(Stored items from a collection)
## begin

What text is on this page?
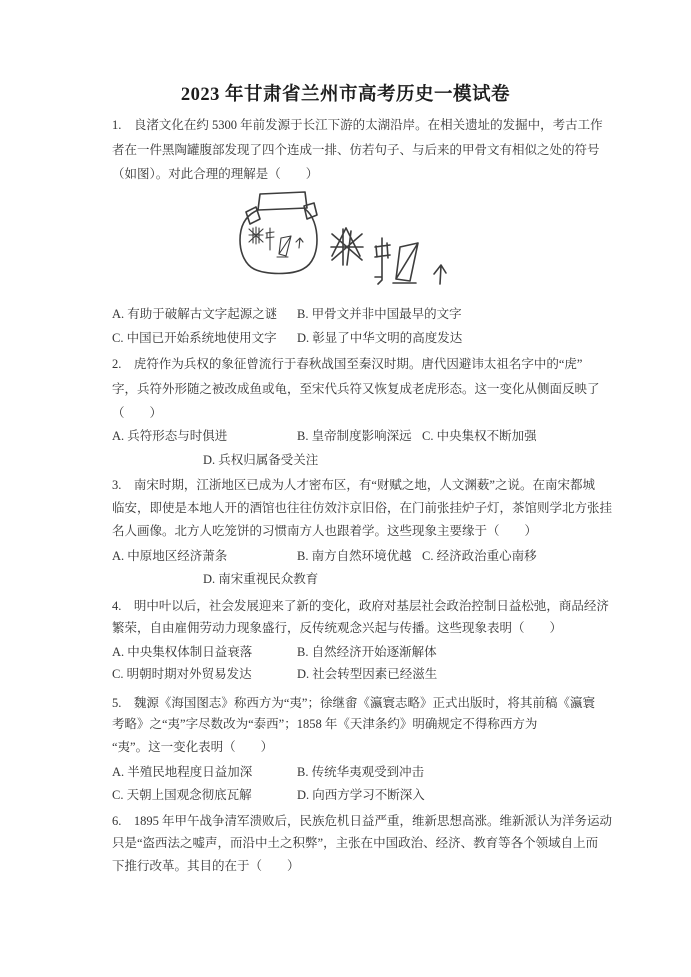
2023 年甘肃省兰州市高考历史一模试卷
1.　良渚文化在约 5300 年前发源于长江下游的太湖沿岸。在相关遗址的发掘中，考古工作
者在一件黑陶罐腹部发现了四个连成一排、仿若句子、与后来的甲骨文有相似之处的符号
（如图）。对此合理的理解是（　　）
A. 有助于破解古文字起源之谜 B. 甲骨文并非中国最早的文字
C. 中国已开始系统地使用文字 D. 彰显了中华文明的高度发达
2.　虎符作为兵权的象征曾流行于春秋战国至秦汉时期。唐代因避讳太祖名字中的“虎”
字，兵符外形随之被改成鱼或龟，至宋代兵符又恢复成老虎形态。这一变化从侧面反映了
（　　）
A. 兵符形态与时俱进	B. 皇帝制度影响深远 C. 中央集权不断加强
D. 兵权归属备受关注
3.　南宋时期，江浙地区已成为人才密布区，有“财赋之地，人文渊薮”之说。在南宋都城
临安，即使是本地人开的酒馆也往往仿效汴京旧俗，在门前张挂炉子灯，茶馆则学北方张挂
名人画像。北方人吃笼饼的习惯南方人也跟着学。这些现象主要缘于（　　）
A. 中原地区经济萧条	B. 南方自然环境优越 C. 经济政治重心南移
D. 南宋重视民众教育
4.　明中叶以后，社会发展迎来了新的变化，政府对基层社会政治控制日益松弛，商品经济
繁荣，自由雇佣劳动力现象盛行，反传统观念兴起与传播。这些现象表明（　　）
A. 中央集权体制日益衰落	B. 自然经济开始逐渐解体
C. 明朝时期对外贸易发达	D. 社会转型因素已经滋生
5.　魏源《海国图志》称西方为“夷”；徐继畬《瀛寰志略》正式出版时，将其前稿《瀛寰
考略》之“夷”字尽数改为“泰西”；1858 年《天津条约》明确规定不得称西方为
“夷”。这一变化表明（　　）
A. 半殖民地程度日益加深	B. 传统华夷观受到冲击
C. 天朝上国观念彻底瓦解	D. 向西方学习不断深入
6.　1895 年甲午战争清军溃败后，民族危机日益严重，维新思想高涨。维新派认为洋务运动
只是“盗西法之嘘声，而沿中土之积弊”，主张在中国政治、经济、教育等各个领域自上而
下推行改革。其目的在于（　　）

## end

EXERCISE REQUIREMENTS
Each line above is to be copied verbatim. Drop any image from the copy.

WRITTEN SOLUTION
What text is on this page?
2023 年甘肃省兰州市高考历史一模试卷
1.　良渚文化在约 5300 年前发源于长江下游的太湖沿岸。在相关遗址的发掘中，考古工作
者在一件黑陶罐腹部发现了四个连成一排、仿若句子、与后来的甲骨文有相似之处的符号
（如图）。对此合理的理解是（　　）
A. 有助于破解古文字起源之谜 B. 甲骨文并非中国最早的文字
C. 中国已开始系统地使用文字 D. 彰显了中华文明的高度发达
2.　虎符作为兵权的象征曾流行于春秋战国至秦汉时期。唐代因避讳太祖名字中的“虎”
字，兵符外形随之被改成鱼或龟，至宋代兵符又恢复成老虎形态。这一变化从侧面反映了
（　　）
A. 兵符形态与时俱进	B. 皇帝制度影响深远 C. 中央集权不断加强
D. 兵权归属备受关注
3.　南宋时期，江浙地区已成为人才密布区，有“财赋之地，人文渊薮”之说。在南宋都城
临安，即使是本地人开的酒馆也往往仿效汴京旧俗，在门前张挂炉子灯，茶馆则学北方张挂
名人画像。北方人吃笼饼的习惯南方人也跟着学。这些现象主要缘于（　　）
A. 中原地区经济萧条	B. 南方自然环境优越 C. 经济政治重心南移
D. 南宋重视民众教育
4.　明中叶以后，社会发展迎来了新的变化，政府对基层社会政治控制日益松弛，商品经济
繁荣，自由雇佣劳动力现象盛行，反传统观念兴起与传播。这些现象表明（　　）
A. 中央集权体制日益衰落	B. 自然经济开始逐渐解体
C. 明朝时期对外贸易发达	D. 社会转型因素已经滋生
5.　魏源《海国图志》称西方为“夷”；徐继畬《瀛寰志略》正式出版时，将其前稿《瀛寰
考略》之“夷”字尽数改为“泰西”；1858 年《天津条约》明确规定不得称西方为
“夷”。这一变化表明（　　）
A. 半殖民地程度日益加深	B. 传统华夷观受到冲击
C. 天朝上国观念彻底瓦解	D. 向西方学习不断深入
6.　1895 年甲午战争清军溃败后，民族危机日益严重，维新思想高涨。维新派认为洋务运动
只是“盗西法之嘘声，而沿中土之积弊”，主张在中国政治、经济、教育等各个领域自上而
下推行改革。其目的在于（　　）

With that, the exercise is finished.